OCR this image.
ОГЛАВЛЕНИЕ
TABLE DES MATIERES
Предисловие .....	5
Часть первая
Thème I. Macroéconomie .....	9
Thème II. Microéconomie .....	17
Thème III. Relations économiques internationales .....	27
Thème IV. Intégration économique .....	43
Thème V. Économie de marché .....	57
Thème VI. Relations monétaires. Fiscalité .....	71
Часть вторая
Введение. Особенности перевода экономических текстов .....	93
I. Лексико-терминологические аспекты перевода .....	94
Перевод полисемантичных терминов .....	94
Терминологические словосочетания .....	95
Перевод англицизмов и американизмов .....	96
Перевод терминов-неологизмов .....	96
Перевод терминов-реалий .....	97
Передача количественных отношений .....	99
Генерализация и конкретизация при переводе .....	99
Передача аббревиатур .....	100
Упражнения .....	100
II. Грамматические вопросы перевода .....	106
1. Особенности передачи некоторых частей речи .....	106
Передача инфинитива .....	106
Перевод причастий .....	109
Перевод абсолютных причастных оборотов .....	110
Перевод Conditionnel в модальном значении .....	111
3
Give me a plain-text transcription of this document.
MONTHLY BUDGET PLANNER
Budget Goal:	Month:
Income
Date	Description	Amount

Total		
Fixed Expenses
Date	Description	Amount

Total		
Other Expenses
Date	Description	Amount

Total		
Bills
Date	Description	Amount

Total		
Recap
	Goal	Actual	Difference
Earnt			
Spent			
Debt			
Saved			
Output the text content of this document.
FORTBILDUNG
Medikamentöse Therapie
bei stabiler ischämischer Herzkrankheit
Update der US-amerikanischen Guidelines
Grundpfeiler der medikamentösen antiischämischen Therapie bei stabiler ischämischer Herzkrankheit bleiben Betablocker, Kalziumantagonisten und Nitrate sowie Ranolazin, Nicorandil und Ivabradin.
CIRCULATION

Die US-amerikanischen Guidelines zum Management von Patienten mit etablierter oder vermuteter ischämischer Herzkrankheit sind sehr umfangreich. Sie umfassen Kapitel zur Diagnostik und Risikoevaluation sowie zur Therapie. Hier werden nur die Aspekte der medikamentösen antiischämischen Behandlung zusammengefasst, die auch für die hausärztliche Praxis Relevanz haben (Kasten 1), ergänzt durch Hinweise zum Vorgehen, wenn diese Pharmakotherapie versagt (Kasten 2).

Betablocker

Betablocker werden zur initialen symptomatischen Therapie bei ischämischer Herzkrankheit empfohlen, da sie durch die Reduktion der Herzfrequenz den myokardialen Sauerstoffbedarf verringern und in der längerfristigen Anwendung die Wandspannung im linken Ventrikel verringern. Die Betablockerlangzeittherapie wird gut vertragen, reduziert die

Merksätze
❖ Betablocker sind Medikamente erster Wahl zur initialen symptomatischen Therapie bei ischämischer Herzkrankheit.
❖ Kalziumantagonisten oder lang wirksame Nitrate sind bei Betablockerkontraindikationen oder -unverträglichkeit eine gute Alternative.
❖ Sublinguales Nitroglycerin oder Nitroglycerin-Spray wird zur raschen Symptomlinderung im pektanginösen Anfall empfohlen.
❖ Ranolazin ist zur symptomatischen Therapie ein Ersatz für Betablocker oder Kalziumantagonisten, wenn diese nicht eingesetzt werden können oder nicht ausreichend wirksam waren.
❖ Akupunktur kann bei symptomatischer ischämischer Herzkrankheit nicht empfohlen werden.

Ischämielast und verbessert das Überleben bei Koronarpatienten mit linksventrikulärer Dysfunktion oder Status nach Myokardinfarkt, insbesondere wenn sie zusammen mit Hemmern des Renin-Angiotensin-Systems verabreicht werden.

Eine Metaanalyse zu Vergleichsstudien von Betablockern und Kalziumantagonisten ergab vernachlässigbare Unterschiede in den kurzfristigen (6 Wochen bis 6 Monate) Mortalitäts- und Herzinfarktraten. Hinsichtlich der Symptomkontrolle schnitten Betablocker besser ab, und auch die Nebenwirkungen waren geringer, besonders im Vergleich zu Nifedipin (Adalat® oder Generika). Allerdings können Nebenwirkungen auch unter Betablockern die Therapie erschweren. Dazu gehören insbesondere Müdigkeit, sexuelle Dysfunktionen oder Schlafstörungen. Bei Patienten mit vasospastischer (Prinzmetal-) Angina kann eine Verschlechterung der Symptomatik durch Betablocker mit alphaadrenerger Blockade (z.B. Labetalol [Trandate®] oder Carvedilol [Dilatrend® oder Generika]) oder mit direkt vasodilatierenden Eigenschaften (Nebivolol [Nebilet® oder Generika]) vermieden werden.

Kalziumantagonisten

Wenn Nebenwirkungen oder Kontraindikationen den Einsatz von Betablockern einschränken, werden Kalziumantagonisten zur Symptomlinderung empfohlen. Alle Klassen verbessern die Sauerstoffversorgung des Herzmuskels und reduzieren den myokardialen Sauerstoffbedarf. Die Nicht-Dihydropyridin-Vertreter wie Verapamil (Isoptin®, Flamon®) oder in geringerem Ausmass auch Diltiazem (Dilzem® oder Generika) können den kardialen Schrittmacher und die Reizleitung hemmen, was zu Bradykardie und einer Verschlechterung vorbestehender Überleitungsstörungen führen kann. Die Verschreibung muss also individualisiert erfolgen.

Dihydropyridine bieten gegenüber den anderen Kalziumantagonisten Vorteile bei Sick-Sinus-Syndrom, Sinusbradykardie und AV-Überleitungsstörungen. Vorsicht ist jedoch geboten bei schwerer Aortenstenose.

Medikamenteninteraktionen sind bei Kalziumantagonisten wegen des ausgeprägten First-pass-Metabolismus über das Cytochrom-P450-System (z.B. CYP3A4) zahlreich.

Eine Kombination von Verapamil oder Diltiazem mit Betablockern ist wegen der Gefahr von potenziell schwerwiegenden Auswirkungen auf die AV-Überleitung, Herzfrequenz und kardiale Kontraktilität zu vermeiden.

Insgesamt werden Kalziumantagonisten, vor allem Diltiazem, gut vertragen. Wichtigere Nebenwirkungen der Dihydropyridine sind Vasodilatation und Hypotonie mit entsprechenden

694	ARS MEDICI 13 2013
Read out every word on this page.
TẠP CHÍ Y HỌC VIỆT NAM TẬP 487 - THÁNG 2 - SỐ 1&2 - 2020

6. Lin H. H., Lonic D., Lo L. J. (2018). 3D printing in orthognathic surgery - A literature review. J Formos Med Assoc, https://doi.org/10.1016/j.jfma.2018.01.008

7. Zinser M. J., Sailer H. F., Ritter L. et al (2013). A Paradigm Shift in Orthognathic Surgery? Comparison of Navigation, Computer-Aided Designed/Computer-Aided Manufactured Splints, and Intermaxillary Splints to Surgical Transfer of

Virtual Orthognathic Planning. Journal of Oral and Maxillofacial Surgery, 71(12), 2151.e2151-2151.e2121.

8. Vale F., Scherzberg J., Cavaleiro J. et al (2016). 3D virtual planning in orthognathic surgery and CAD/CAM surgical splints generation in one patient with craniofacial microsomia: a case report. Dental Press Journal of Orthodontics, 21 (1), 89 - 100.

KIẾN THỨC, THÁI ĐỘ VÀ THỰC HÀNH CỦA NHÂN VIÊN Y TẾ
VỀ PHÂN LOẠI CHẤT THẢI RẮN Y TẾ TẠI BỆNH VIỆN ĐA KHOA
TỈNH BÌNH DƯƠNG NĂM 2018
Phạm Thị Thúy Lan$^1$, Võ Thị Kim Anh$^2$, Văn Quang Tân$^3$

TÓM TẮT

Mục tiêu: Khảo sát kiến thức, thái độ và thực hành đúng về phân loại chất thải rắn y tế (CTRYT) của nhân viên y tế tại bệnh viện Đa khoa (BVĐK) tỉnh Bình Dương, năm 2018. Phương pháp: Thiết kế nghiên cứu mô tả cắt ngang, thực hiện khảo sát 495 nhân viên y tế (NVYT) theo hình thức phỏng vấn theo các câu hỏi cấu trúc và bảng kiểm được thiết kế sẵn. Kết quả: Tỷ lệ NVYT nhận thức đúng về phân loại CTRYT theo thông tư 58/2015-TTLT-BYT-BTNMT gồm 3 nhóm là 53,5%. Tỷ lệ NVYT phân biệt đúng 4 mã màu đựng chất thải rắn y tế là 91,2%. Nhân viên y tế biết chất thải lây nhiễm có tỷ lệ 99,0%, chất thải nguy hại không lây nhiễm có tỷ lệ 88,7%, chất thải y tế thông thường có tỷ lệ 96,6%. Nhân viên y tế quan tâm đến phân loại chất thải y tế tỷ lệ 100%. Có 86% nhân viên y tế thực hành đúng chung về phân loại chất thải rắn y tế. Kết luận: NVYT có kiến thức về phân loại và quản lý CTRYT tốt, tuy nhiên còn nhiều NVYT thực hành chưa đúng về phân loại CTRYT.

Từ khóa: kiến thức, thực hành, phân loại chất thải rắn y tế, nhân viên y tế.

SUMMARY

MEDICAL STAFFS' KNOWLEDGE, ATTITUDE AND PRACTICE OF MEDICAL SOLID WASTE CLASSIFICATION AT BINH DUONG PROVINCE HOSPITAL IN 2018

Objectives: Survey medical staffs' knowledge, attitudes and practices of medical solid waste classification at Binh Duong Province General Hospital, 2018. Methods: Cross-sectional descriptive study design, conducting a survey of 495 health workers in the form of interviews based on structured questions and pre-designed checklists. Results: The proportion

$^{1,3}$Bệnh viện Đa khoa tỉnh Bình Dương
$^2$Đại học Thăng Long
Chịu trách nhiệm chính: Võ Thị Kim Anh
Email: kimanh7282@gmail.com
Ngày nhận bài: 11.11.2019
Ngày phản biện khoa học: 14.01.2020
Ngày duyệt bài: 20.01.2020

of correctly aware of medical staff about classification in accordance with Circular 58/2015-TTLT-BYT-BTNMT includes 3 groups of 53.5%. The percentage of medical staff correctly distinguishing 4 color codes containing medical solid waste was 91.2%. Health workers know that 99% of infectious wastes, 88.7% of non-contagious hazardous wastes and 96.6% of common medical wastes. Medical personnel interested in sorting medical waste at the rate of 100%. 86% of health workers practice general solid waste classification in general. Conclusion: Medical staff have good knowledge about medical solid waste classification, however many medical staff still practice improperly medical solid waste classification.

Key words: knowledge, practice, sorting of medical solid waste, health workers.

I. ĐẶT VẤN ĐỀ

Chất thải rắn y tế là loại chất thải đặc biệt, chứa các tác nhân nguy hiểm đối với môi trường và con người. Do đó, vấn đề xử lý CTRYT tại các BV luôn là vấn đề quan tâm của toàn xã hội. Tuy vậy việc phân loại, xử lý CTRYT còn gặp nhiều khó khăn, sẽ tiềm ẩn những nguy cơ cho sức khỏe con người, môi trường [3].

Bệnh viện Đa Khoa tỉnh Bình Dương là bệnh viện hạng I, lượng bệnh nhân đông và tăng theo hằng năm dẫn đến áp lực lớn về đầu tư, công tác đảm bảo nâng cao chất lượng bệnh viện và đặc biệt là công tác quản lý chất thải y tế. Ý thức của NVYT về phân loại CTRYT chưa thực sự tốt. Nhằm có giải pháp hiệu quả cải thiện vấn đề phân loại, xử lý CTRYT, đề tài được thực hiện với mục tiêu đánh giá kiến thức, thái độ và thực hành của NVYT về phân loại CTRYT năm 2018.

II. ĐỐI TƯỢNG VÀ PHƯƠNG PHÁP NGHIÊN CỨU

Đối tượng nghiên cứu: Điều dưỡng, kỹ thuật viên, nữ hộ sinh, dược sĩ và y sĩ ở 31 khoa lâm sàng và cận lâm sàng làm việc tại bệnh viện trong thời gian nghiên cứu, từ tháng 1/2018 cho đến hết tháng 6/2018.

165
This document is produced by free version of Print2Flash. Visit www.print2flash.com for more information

## Brief
Give only the number of lines in the material above where the string "Goal" appears.

## Result of the exercise
2